--- PROBLEM ---
Your answer is a single number: the count of lines that contain the string "this".

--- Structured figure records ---

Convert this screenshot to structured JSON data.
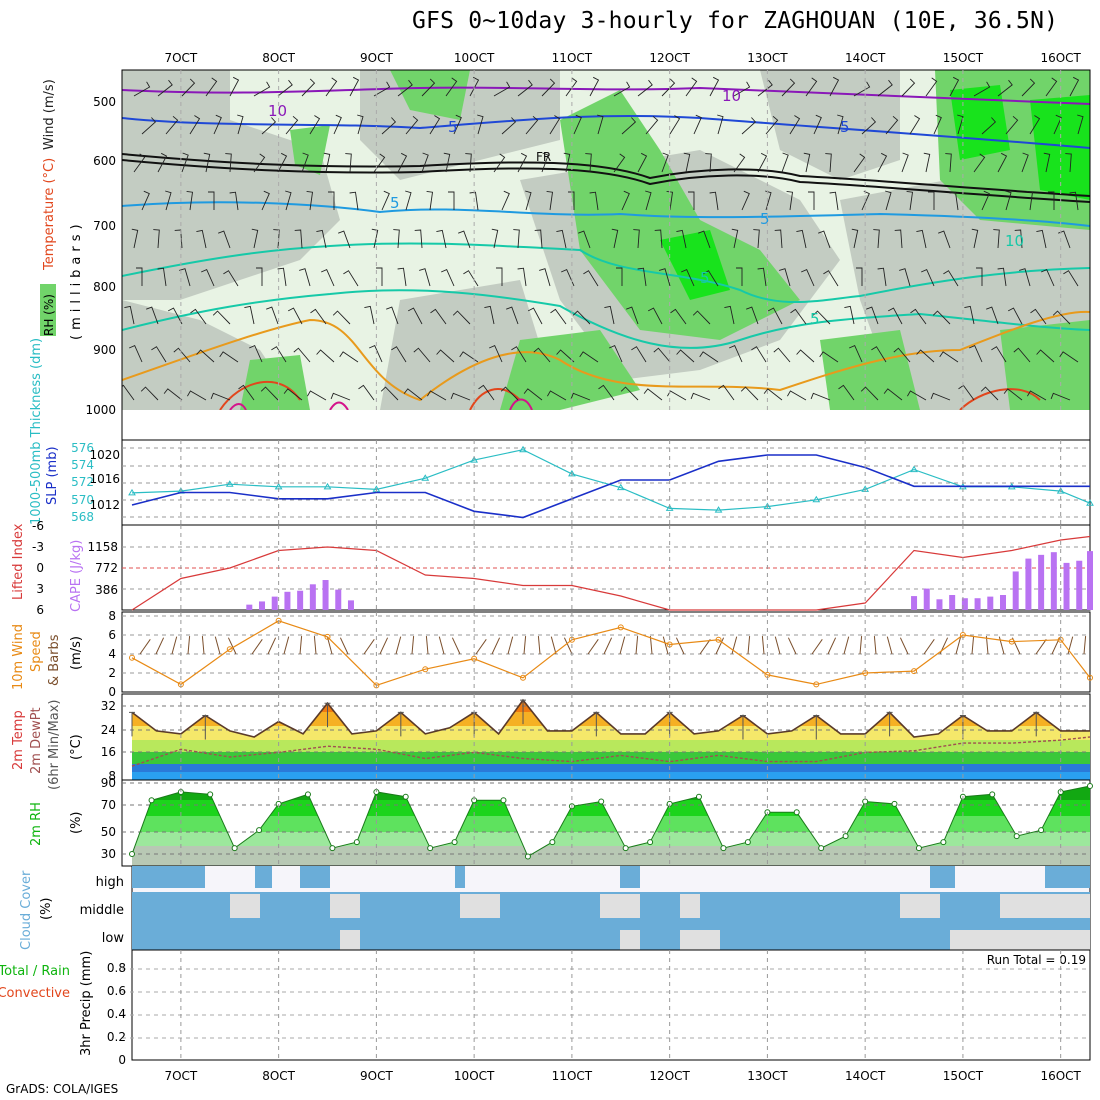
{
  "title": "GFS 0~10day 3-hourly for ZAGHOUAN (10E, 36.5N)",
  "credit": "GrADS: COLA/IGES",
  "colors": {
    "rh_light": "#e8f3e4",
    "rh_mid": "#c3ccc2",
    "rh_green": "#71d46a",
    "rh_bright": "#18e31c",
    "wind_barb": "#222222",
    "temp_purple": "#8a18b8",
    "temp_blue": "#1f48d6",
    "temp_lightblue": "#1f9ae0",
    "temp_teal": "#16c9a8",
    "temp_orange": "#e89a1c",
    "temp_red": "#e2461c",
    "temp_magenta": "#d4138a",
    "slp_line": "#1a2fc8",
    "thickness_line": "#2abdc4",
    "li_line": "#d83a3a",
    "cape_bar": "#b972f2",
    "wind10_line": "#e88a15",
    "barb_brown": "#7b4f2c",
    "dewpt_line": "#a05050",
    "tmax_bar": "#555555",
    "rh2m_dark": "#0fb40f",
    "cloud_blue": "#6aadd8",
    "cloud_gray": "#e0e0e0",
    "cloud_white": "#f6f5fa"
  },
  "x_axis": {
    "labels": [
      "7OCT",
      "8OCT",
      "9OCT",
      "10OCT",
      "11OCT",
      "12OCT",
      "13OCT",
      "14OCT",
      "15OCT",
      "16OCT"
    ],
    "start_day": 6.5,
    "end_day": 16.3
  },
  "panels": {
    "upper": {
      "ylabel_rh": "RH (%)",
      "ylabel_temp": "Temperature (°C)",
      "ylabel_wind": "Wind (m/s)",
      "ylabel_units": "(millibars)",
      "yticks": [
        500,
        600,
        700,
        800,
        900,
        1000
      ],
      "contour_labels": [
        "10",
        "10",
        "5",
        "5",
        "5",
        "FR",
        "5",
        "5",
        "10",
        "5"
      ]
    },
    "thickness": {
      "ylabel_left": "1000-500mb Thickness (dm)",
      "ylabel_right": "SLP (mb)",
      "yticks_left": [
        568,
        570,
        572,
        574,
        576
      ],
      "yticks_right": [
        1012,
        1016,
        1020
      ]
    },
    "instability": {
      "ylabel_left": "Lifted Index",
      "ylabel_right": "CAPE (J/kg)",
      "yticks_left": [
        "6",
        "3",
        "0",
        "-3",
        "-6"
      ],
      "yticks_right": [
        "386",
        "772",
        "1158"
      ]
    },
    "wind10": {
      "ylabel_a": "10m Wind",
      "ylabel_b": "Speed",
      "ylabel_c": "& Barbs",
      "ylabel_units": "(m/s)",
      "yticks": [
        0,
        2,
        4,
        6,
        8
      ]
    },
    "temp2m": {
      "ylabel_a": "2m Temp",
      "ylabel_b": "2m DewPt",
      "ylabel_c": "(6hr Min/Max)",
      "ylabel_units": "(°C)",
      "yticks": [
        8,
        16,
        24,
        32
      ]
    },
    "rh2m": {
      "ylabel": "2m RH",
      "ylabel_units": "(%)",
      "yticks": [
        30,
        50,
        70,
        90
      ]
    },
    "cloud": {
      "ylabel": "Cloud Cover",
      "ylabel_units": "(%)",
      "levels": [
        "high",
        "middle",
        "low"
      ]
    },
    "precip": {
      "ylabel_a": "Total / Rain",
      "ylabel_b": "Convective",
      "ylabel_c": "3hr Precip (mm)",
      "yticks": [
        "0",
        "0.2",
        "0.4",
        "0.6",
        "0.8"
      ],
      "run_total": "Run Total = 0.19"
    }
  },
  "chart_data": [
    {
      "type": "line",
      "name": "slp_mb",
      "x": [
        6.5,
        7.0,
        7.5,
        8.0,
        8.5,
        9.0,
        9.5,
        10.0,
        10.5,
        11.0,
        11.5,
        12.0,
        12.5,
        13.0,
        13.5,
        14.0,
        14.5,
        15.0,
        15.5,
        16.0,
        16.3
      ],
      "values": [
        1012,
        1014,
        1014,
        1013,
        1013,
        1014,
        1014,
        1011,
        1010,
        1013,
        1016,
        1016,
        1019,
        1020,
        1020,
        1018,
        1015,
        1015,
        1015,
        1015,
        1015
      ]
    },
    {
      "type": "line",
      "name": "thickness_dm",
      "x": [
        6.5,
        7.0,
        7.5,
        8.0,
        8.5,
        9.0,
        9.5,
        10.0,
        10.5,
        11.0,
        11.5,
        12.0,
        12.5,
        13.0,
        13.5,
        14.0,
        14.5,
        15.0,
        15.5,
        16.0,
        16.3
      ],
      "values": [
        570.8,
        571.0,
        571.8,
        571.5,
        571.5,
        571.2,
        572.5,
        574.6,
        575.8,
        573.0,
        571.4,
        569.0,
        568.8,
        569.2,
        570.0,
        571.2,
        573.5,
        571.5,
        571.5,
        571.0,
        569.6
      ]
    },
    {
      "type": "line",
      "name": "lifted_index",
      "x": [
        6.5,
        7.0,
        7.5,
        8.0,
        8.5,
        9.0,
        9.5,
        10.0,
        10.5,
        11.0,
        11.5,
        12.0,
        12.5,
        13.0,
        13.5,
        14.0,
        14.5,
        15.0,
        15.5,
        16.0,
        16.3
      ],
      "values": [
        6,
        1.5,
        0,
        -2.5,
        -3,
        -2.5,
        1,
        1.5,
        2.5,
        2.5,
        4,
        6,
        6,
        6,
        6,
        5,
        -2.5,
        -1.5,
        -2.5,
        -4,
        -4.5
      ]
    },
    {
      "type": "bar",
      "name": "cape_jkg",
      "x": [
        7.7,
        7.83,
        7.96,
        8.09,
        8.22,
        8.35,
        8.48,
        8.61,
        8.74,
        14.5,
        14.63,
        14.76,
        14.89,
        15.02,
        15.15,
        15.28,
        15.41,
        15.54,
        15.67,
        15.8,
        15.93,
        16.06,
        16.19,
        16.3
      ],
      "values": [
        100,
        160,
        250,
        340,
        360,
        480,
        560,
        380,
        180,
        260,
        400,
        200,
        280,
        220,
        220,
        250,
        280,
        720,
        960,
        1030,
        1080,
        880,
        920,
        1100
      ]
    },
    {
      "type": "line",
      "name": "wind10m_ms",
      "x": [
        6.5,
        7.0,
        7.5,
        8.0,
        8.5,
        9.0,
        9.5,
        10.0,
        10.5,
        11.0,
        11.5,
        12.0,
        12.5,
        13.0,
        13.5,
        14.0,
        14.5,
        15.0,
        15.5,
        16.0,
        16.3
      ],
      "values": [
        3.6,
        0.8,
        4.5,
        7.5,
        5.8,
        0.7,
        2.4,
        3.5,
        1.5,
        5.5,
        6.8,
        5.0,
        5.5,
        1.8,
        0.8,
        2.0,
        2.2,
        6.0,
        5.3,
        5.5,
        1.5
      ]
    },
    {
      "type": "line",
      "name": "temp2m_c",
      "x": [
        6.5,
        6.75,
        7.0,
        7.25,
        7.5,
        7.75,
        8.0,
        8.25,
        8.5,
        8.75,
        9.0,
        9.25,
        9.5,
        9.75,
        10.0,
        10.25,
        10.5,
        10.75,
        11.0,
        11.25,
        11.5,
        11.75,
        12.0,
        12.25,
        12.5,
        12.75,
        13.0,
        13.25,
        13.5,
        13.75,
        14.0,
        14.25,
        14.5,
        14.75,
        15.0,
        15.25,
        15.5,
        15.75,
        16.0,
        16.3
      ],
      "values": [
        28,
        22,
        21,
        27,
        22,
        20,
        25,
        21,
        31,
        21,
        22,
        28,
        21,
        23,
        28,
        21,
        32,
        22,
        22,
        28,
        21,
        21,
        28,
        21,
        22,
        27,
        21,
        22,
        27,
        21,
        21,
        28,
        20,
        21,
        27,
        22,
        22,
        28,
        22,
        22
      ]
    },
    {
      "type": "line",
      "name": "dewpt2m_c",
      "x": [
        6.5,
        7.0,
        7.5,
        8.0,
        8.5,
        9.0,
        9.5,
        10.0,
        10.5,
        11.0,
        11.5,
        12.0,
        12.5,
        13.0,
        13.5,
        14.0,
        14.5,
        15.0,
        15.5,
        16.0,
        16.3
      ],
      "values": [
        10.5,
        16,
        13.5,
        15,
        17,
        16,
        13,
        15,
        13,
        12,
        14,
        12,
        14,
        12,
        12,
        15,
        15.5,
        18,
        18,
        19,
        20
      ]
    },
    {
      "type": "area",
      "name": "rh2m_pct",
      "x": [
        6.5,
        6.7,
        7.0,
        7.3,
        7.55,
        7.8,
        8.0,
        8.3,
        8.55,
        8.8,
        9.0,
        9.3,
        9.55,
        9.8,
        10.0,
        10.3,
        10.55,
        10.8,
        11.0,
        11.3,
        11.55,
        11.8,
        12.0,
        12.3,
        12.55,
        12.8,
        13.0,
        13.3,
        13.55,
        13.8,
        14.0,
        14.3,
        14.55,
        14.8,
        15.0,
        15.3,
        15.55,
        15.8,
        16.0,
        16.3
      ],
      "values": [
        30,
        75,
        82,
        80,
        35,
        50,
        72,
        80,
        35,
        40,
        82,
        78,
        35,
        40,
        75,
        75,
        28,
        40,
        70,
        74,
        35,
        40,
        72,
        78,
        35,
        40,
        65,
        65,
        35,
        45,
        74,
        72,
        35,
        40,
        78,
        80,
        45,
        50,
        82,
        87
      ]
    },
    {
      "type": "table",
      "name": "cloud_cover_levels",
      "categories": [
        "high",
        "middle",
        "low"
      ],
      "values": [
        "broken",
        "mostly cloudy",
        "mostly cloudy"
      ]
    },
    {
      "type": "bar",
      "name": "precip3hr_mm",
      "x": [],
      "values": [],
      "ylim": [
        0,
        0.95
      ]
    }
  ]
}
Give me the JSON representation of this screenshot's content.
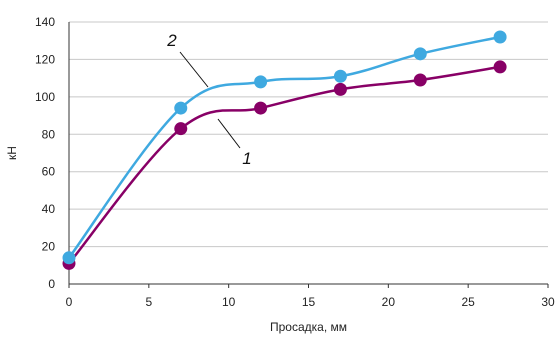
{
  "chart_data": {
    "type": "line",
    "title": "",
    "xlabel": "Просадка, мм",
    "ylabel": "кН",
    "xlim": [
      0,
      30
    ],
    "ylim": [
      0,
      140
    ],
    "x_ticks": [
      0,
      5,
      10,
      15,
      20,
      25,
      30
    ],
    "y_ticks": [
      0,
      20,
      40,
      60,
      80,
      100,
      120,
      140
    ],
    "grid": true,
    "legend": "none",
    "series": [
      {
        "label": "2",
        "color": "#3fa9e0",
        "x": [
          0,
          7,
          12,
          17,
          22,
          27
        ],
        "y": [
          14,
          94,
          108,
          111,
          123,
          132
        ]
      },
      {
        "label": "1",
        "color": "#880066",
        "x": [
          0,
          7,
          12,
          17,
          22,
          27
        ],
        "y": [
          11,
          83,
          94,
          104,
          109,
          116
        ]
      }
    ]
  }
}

--- REPLY ---
2